[Stored entries]

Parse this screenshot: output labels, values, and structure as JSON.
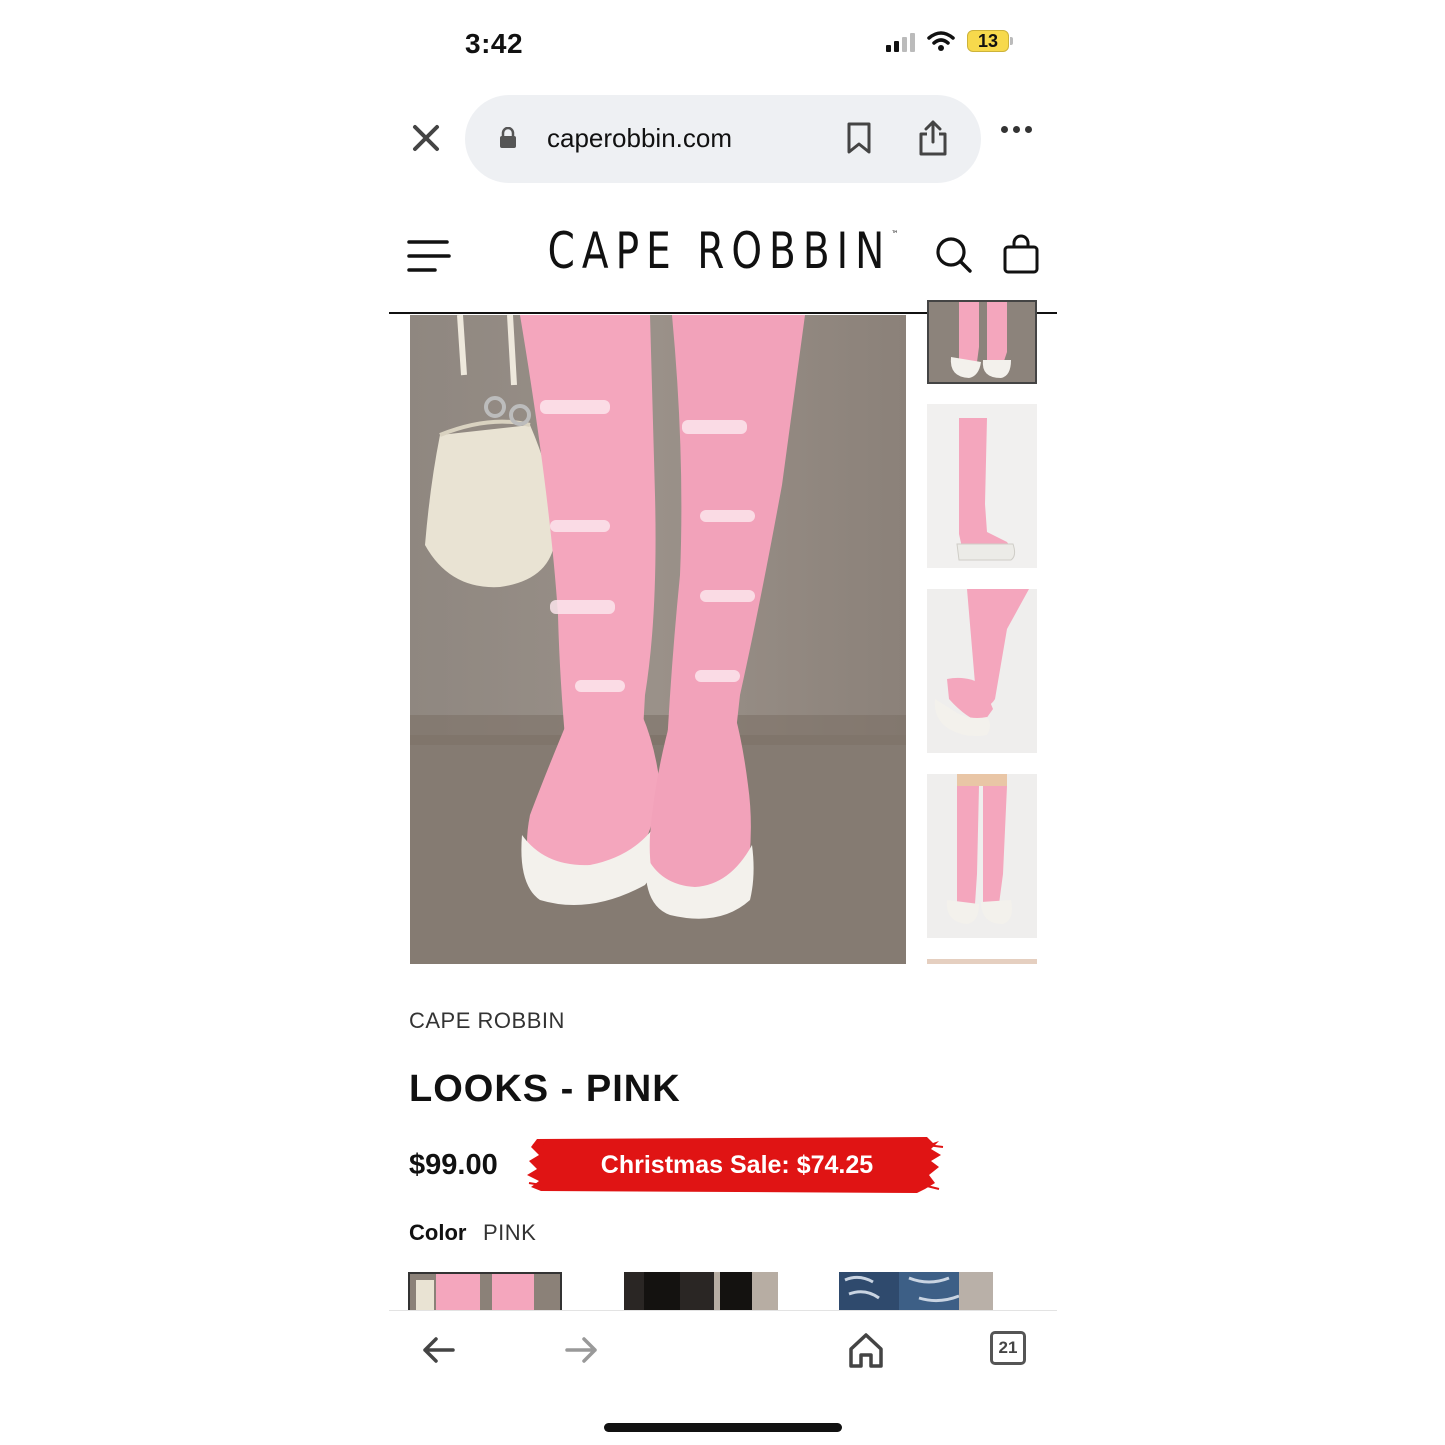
{
  "status_bar": {
    "time": "3:42",
    "battery": "13"
  },
  "browser": {
    "url": "caperobbin.com",
    "tab_count": "21"
  },
  "site": {
    "brand": "CAPE ROBBIN",
    "trademark": "™"
  },
  "product": {
    "vendor": "CAPE ROBBIN",
    "title": "LOOKS - PINK",
    "price": "$99.00",
    "sale_label": "Christmas Sale: $74.25",
    "color_label": "Color",
    "color_value": "PINK"
  },
  "colors": {
    "sale_red": "#e01414",
    "boot_pink": "#f4a6bd",
    "sole_white": "#f3f1ec"
  },
  "icons": [
    "close-icon",
    "lock-icon",
    "bookmark-icon",
    "share-icon",
    "more-icon",
    "menu-icon",
    "search-icon",
    "bag-icon",
    "back-icon",
    "forward-icon",
    "home-icon",
    "tabs-icon"
  ]
}
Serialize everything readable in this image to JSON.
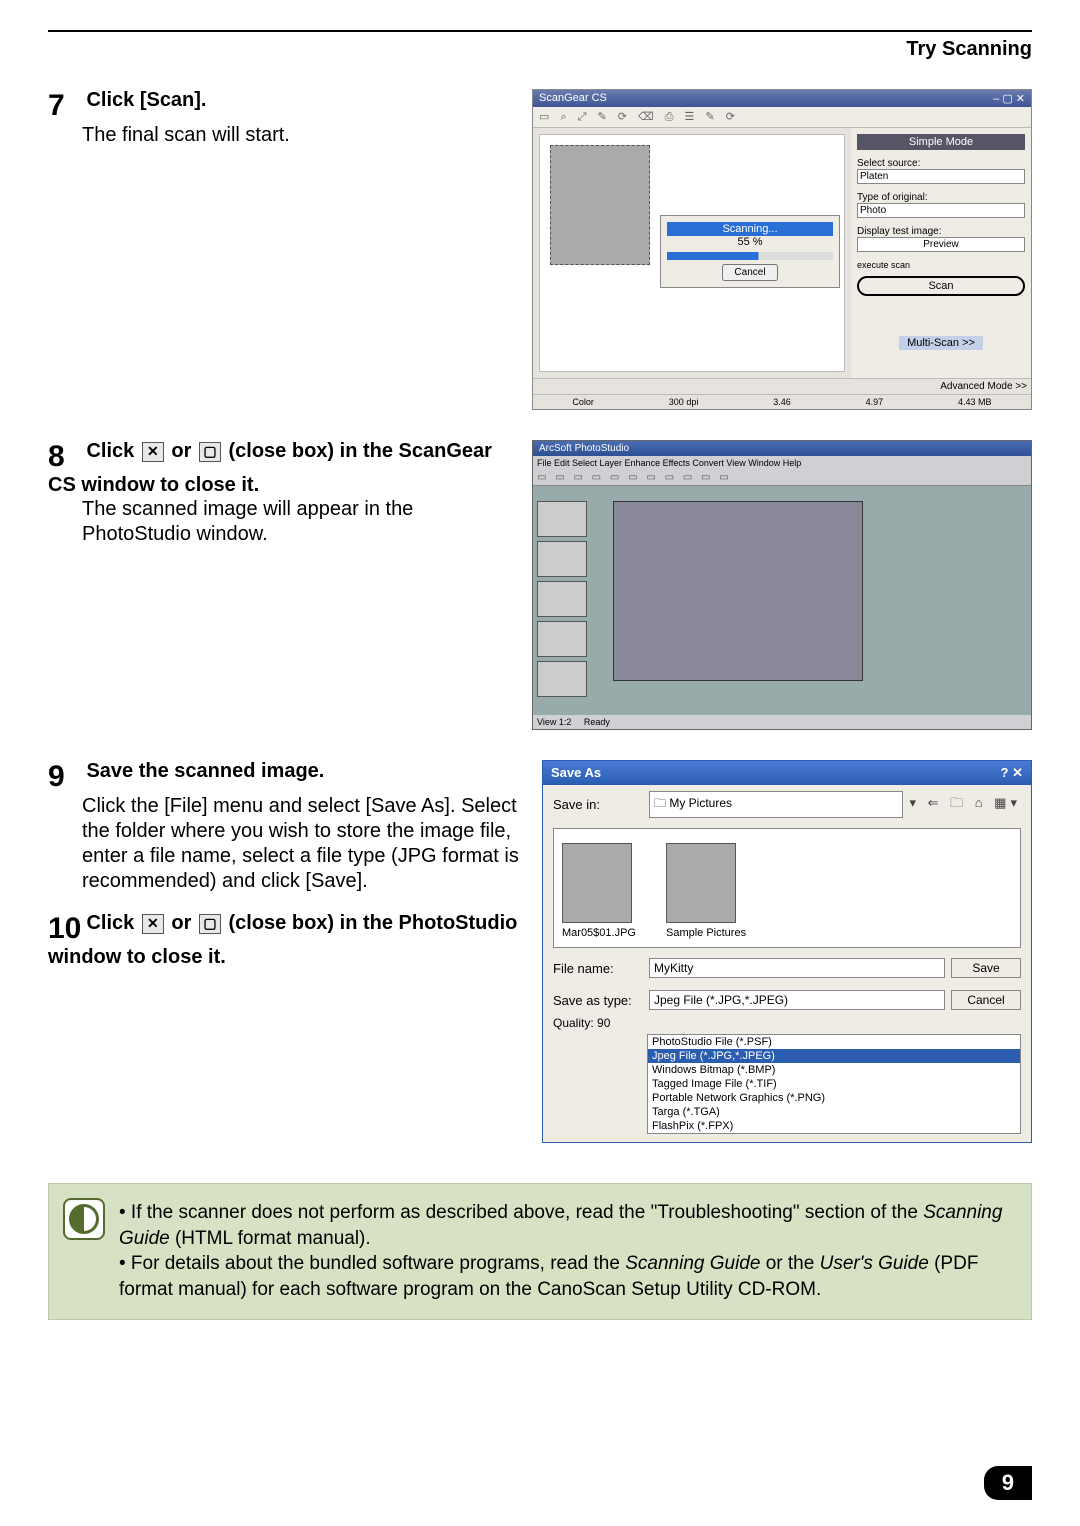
{
  "header": {
    "title": "Try Scanning"
  },
  "steps": {
    "s7": {
      "num": "7",
      "bold": "Click [Scan].",
      "body": "The final scan will start."
    },
    "s8": {
      "num": "8",
      "bold_a": "Click ",
      "bold_b": " or ",
      "bold_c": " (close box) in the ScanGear CS window to close it.",
      "body": "The scanned image will appear in the PhotoStudio window."
    },
    "s9": {
      "num": "9",
      "bold": "Save the scanned image.",
      "body": "Click the [File] menu and select [Save As]. Select the folder where you wish to store the image file, enter a file name, select a file type (JPG format is recommended) and click [Save]."
    },
    "s10": {
      "num": "10",
      "bold_a": "Click ",
      "bold_b": " or ",
      "bold_c": " (close box) in the PhotoStudio window to close it."
    }
  },
  "scangear": {
    "title": "ScanGear CS",
    "toolbar": "▭ ⌕ ⤢  ✎ ⟳ ⌫ ⎙ ☰ ✎ ⟳",
    "mode": "Simple Mode",
    "select_source_label": "Select source:",
    "select_source_value": "Platen",
    "type_original_label": "Type of original:",
    "type_original_value": "Photo",
    "display_label": "Display test image:",
    "preview_btn": "Preview",
    "scan_label": "execute scan",
    "scan_btn": "Scan",
    "multi_btn": "Multi-Scan >>",
    "advanced": "Advanced Mode >>",
    "progress_title": "Scanning...",
    "progress_pct": "55 %",
    "cancel": "Cancel",
    "status": {
      "color": "Color",
      "dpi": "300 dpi",
      "w": "3.46",
      "h": "4.97",
      "size": "4.43 MB"
    }
  },
  "photostudio": {
    "title": "ArcSoft PhotoStudio",
    "menu": "File  Edit  Select  Layer  Enhance  Effects  Convert  View  Window  Help",
    "status_left": "View 1:2",
    "status_ready": "Ready"
  },
  "saveas": {
    "title": "Save As",
    "savein_label": "Save in:",
    "savein_value": "My Pictures",
    "nav_icons": "▾  ⇐ 🗀 ⌂ ▦▾",
    "thumb1": "Mar05$01.JPG",
    "thumb2": "Sample Pictures",
    "filename_label": "File name:",
    "filename_value": "MyKitty",
    "savetype_label": "Save as type:",
    "savetype_value": "Jpeg File (*.JPG,*.JPEG)",
    "quality_label": "Quality: 90",
    "save_btn": "Save",
    "cancel_btn": "Cancel",
    "type_options": [
      "PhotoStudio File (*.PSF)",
      "Jpeg File (*.JPG,*.JPEG)",
      "Windows Bitmap (*.BMP)",
      "Tagged Image File (*.TIF)",
      "Portable Network Graphics (*.PNG)",
      "Targa (*.TGA)",
      "FlashPix (*.FPX)"
    ]
  },
  "note": {
    "bullet1_a": "• If the scanner does not perform as described above, read the \"Troubleshooting\" section of the ",
    "bullet1_em": "Scanning Guide",
    "bullet1_b": " (HTML format manual).",
    "bullet2_a": "• For details about the bundled software programs, read the ",
    "bullet2_em1": "Scanning Guide",
    "bullet2_b": " or the ",
    "bullet2_em2": "User's Guide",
    "bullet2_c": " (PDF format manual) for each software program on the CanoScan Setup Utility CD-ROM."
  },
  "page_number": "9"
}
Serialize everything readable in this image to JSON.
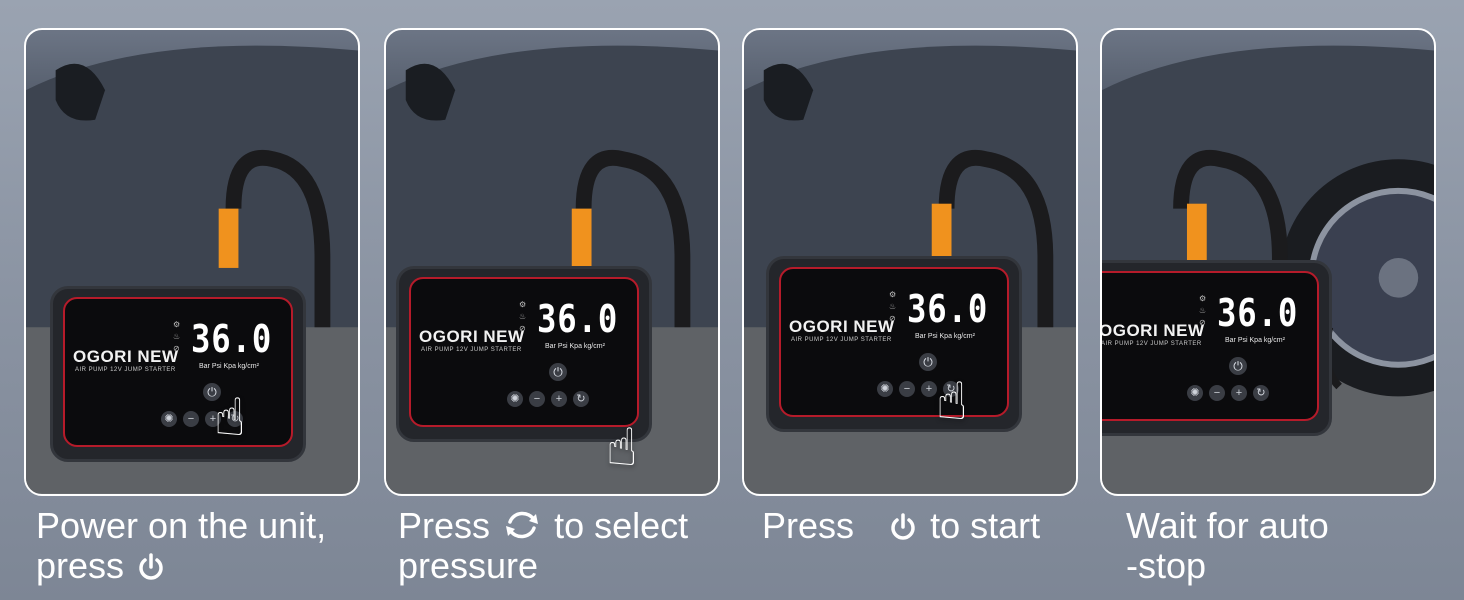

[TASK TO COMPLETE] Gather each line of the listing that holds the string "manual".

[EXERCISE RESPONSE]
    "bullet1_b": " (HTML format manual).",
    "bullet2_c": " (PDF format manual) for each software program on the CanoScan Setup Utility CD-ROM."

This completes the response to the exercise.